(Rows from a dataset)
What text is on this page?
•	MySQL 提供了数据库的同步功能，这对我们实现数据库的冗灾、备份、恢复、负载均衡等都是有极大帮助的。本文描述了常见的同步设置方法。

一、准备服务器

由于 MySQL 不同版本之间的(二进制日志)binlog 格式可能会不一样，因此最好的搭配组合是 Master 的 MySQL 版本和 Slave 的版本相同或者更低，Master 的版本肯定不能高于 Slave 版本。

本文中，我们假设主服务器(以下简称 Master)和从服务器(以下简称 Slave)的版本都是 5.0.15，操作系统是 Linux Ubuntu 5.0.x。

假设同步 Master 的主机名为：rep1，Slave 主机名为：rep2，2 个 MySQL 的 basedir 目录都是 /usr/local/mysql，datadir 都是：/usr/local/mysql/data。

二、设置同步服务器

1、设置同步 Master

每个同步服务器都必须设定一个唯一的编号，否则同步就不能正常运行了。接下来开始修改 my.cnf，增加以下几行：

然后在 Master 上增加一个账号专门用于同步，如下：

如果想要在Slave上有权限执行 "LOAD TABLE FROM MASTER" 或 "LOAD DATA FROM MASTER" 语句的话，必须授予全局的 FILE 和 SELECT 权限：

...

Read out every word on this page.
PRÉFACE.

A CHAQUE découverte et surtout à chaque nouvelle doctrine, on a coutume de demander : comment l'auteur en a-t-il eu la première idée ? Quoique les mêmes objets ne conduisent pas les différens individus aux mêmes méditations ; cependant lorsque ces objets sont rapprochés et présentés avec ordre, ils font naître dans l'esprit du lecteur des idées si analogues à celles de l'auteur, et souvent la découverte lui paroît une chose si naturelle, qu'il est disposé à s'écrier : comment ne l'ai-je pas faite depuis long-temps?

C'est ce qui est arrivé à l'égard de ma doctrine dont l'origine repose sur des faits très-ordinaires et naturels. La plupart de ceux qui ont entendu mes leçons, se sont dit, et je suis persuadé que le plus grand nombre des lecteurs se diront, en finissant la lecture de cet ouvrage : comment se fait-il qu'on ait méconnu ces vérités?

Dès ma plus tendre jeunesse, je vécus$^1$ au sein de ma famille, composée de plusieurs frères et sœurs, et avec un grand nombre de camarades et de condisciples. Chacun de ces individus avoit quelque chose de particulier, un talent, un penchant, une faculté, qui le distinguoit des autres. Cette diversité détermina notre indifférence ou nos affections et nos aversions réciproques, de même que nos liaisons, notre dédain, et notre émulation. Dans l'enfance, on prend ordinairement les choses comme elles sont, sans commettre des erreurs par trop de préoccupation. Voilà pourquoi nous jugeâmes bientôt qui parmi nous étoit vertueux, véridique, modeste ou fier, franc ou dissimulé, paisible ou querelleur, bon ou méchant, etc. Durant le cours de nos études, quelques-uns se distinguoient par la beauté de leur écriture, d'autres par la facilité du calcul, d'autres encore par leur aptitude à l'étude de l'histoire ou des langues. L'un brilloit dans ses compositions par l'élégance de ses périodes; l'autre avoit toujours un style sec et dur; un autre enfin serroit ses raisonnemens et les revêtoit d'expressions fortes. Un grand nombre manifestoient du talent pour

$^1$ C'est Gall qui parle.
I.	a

→ Exercise
Go through the entries above and copy every line containing "this".

→ Solution to the problem
What text is on this page?
Read out every word on this page.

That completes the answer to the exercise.